| Consignes |
1 - Relevez toutes les expressions placées entre guillemets dans l'extrait sur l'épargne responsable.
2 - D'après l'extrait sur l'épargne responsable, quelles sont les deux grandes familles de placements citoyens actuellement disponibles sur le marché ?
3 - Poursuivez l'extrait sur l'épargne responsable à partir de sa dernière phrase.

Traditionnellement, un épargnant oriente ses placements en fonction de critères financiers, et plus particulièrement de leur rentabilité. Mais depuis quelques années, certains investisseurs retiennent également des critères extrafinanciers pour choisir leurs placements. D'où l'apparition de placements dits « responsables », tenant compte du profit attendu et des convictions personnelles des investisseurs, qui se demandent alors « comment agir au mieux » de leur intérêt personnel et de l'intérêt général.
Deux grandes familles de placements « citoyens » sont actuellement disponibles sur le marché : l'épargne éthique - ou plus justement qualifiée : l'« investissement socialement responsable » - (ISR), et l'épargne solidaire. Bien que souvent associées, il s'agit pourtant de notions distinctes.

| Données enregistrées |
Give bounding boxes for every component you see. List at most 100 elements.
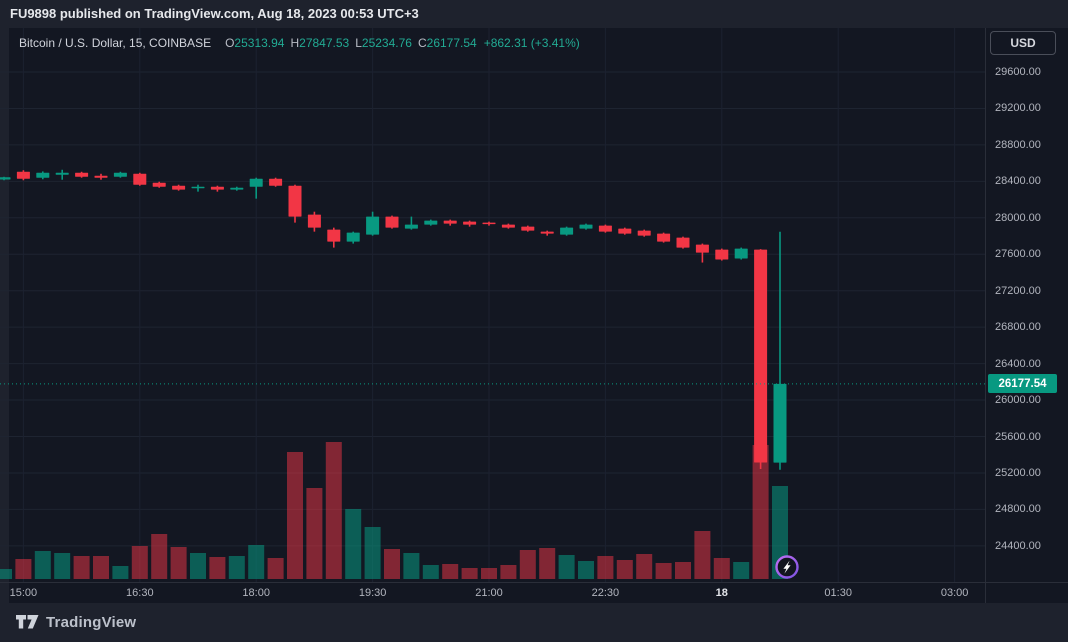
tradingview-logo-icon[interactable] [16,615,39,629]
candle-body [560,227,574,235]
candle-body [424,220,438,225]
candle-body [754,249,768,463]
price-tick-label: 26000.00 [995,394,1041,407]
volume-bar [15,559,32,579]
candle-body [0,177,11,180]
candle-body [598,225,612,232]
price-tick-label: 29200.00 [995,102,1041,115]
ohlc-value: 25234.76 [361,36,412,50]
volume-bar [209,557,226,579]
candle-body [307,214,321,228]
volume-bar [616,560,633,579]
price-tick-label: 27200.00 [995,284,1041,297]
price-tick-label: 25200.00 [995,466,1041,479]
candle-body [346,232,360,242]
candle-body [773,383,787,463]
volume-bar [655,563,672,579]
candle-body [676,237,690,248]
volume-bar [190,553,206,579]
volume-bar [325,442,342,579]
publish-bar: FU9898 published on TradingView.com, Aug… [0,0,1068,28]
candle-body [695,244,709,253]
volume-bar [0,569,12,579]
volume-bar [228,556,245,579]
publish-info: FU9898 published on TradingView.com, Aug… [10,6,419,21]
price-tick-label: 24800.00 [995,503,1041,516]
volume-bar [267,558,284,579]
volume-bar [713,558,730,579]
candle-body [16,171,30,179]
candle-body [210,186,224,190]
candle-body [113,172,127,177]
footer: TradingView [16,611,136,633]
candle-body [715,249,729,260]
currency-toggle-button[interactable]: USD [990,31,1056,55]
candle-body [172,185,186,190]
volume-bar [93,556,109,579]
ohlc-label: O [225,36,235,50]
candle-body [269,178,283,186]
candle-body [191,186,205,189]
price-tick-label: 28800.00 [995,138,1041,151]
volume-bar [694,531,711,579]
candle-body [637,230,651,236]
volume-bar [287,452,303,579]
volume-bar [54,553,71,579]
ohlc-value: 25313.94 [234,36,285,50]
price-tick-label: 27600.00 [995,248,1041,261]
ohlc-value: 27847.53 [299,36,350,50]
candle-body [463,221,477,225]
symbol-title[interactable]: Bitcoin / U.S. Dollar, 15, COINBASE [19,36,212,50]
candle-body [288,185,302,217]
change-value: +862.31 (+3.41%) [483,36,580,50]
volume-bar [306,488,323,579]
price-tick-label: 28000.00 [995,211,1041,224]
volume-bar [519,550,536,579]
ohlc-label: L [355,36,362,50]
price-tick-label: 26800.00 [995,321,1041,334]
price-tick-label: 29600.00 [995,66,1041,78]
candle-body [75,172,89,177]
volume-bar [636,554,653,579]
lightning-bolt-icon[interactable] [774,554,800,580]
volume-bar [481,568,497,579]
volume-bar [112,566,129,579]
candle-body [152,182,166,187]
candle-body [540,231,554,234]
ohlc-label: H [290,36,300,50]
volume-bar [131,546,148,579]
volume-bar [539,548,556,579]
time-tick-label: 22:30 [591,587,620,599]
volume-bar [34,551,51,579]
volume-bar [151,534,168,579]
volume-bar [558,555,575,579]
candle-body [133,173,147,185]
time-tick-label: 01:30 [824,587,852,599]
candle-body [55,172,69,175]
candle-body [404,224,418,229]
volume-bar [578,561,594,579]
price-tick-label: 26400.00 [995,357,1041,370]
price-tick-label: 24400.00 [995,539,1041,552]
price-tick-label: 28400.00 [995,175,1041,188]
chart-panel[interactable] [9,28,1068,603]
candle-body [249,178,263,187]
candle-body [618,228,632,234]
volume-bar [675,562,691,579]
ohlc-label: C [417,36,427,50]
candle-body [734,248,748,259]
time-tick-label: 19:30 [358,587,387,599]
price-tick-label: 25600.00 [995,430,1041,443]
time-tick-label: 18 [715,587,728,599]
volume-bar [752,445,769,579]
tradingview-wordmark[interactable]: TradingView [46,613,137,631]
volume-bar [364,527,381,579]
last-price-badge: 26177.54 [988,374,1057,394]
volume-bar [597,556,614,579]
volume-bar [345,509,362,579]
ohlc-values: O25313.94 H27847.53 L25234.76 C26177.54 [219,36,477,50]
candle-body [36,172,50,178]
candle-body [94,175,108,178]
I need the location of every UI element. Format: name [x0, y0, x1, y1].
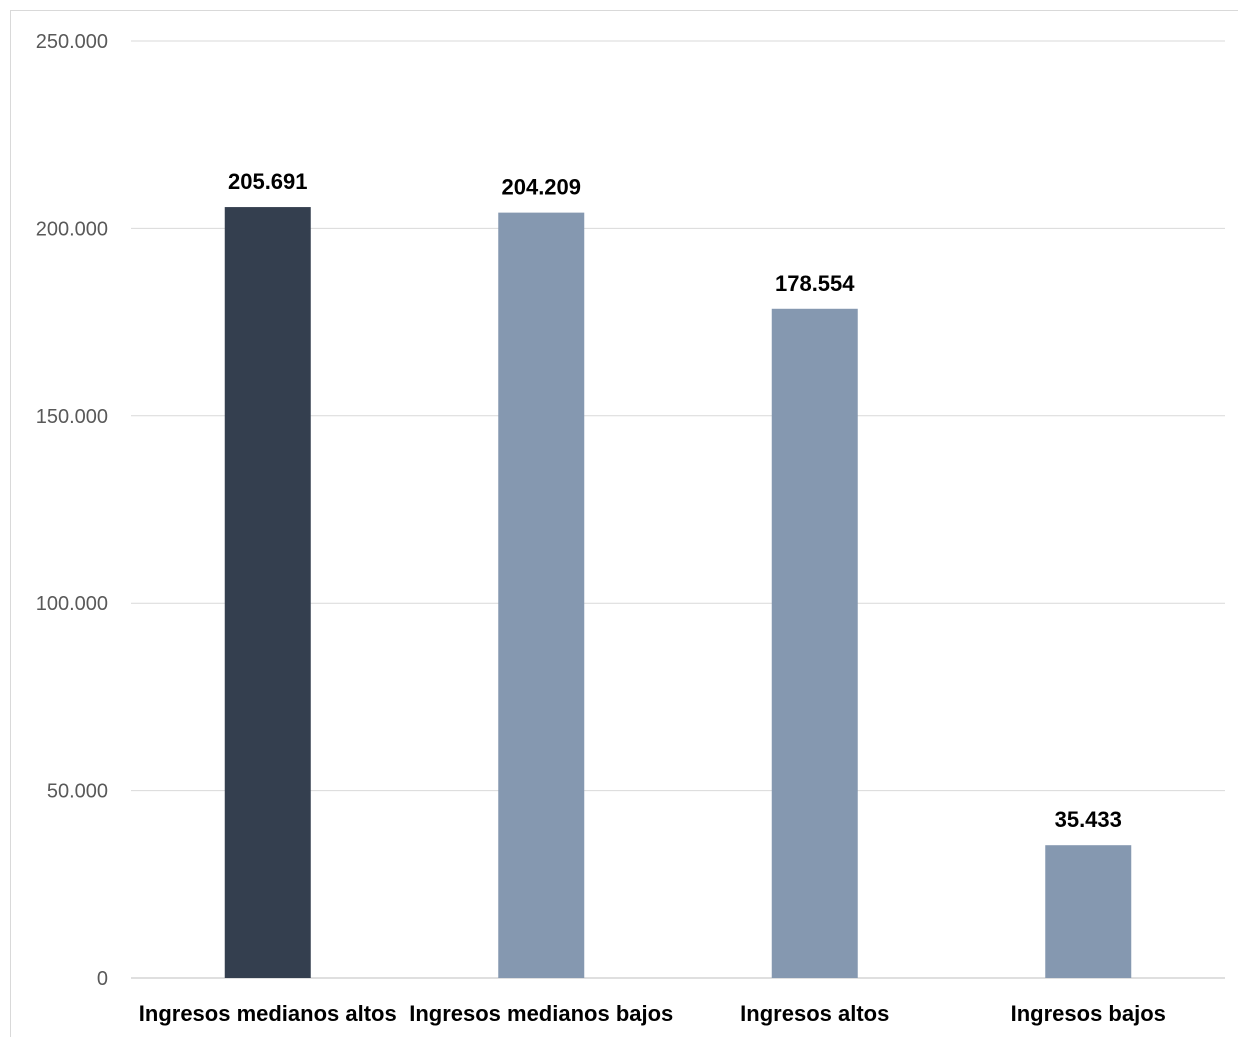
x-category-label: Ingresos altos	[740, 1001, 889, 1026]
y-axis-ticks: 0 50.000 100.000 150.000 200.000 250.000	[36, 31, 108, 990]
bar-chart: 0 50.000 100.000 150.000 200.000 250.000 205.…	[36, 31, 1225, 1026]
data-label: 35.433	[1055, 807, 1122, 832]
x-category-label: Ingresos medianos altos	[139, 1001, 397, 1026]
y-tick-label: 150.000	[36, 406, 108, 428]
data-label: 205.691	[228, 169, 308, 194]
x-axis-categories: Ingresos medianos altos Ingresos medianos…	[139, 1001, 1166, 1026]
y-tick-label: 250.000	[36, 31, 108, 53]
y-tick-label: 100.000	[36, 593, 108, 615]
data-label: 204.209	[501, 175, 581, 200]
x-category-label: Ingresos bajos	[1011, 1001, 1166, 1026]
x-category-label: Ingresos medianos bajos	[409, 1001, 673, 1026]
data-label: 178.554	[775, 271, 855, 296]
bar	[224, 207, 311, 978]
bars	[224, 207, 1132, 979]
bar	[771, 308, 858, 978]
bar	[498, 212, 585, 979]
bar	[1045, 845, 1132, 978]
y-tick-label: 200.000	[36, 218, 108, 240]
y-tick-label: 0	[97, 968, 108, 990]
data-labels: 205.691 204.209 178.554 35.433	[228, 169, 1122, 832]
chart-container: 0 50.000 100.000 150.000 200.000 250.000 205.…	[10, 10, 1238, 1037]
gridlines	[131, 40, 1225, 979]
y-tick-label: 50.000	[47, 781, 108, 803]
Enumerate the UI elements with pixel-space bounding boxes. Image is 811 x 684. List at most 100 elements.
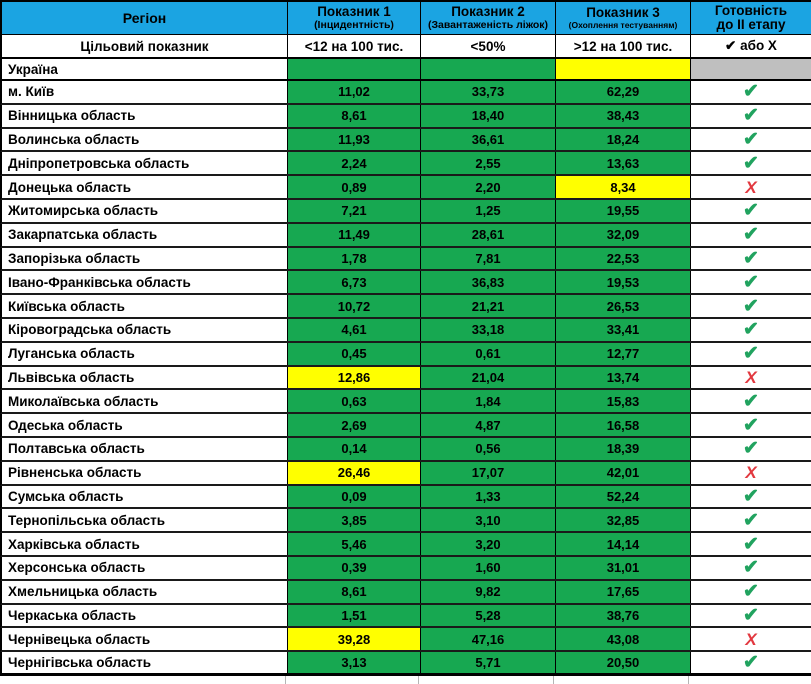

| Réponses finales |
1 -
« responsables »
« comment agir au mieux »
« citoyens »
« investissement socialement responsable »

2 - L'épargne éthique, ou investissement socialement responsable (ISR), et l'épargne solidaire.

3 -
L'épargne éthique, ou l'investissement socialement responsable (ISR), a pour objet d'orienter l'épargne des investisseurs vers des sociétés qui concilient développement durable, respect de valeurs sociales, éthiques et/ou environnementales (critères d'acceptation). Plus précisément, Certains fonds éthiques fonctionnent suivant un principe d'exclusion. Aucun investissement n'est alors réalisé dans des sociétés exerçant leur activité dans certains secteurs (armement, tabac...) ou dans des sociétés qui font travailler les enfants par l'intermédiaire de sous-traitants, voire dans des activités qu'ils considèrent comme dangereuses pour l'environnement : OGM, nucléaire. Les produits ISR peuvent prendre la forme de livrets, de contrats d'assurance-vie, mais le plus souvent il s'agit de fonds (OPCVM) investis en actions ou à dominante actions, mais aussi de fonds obligataires.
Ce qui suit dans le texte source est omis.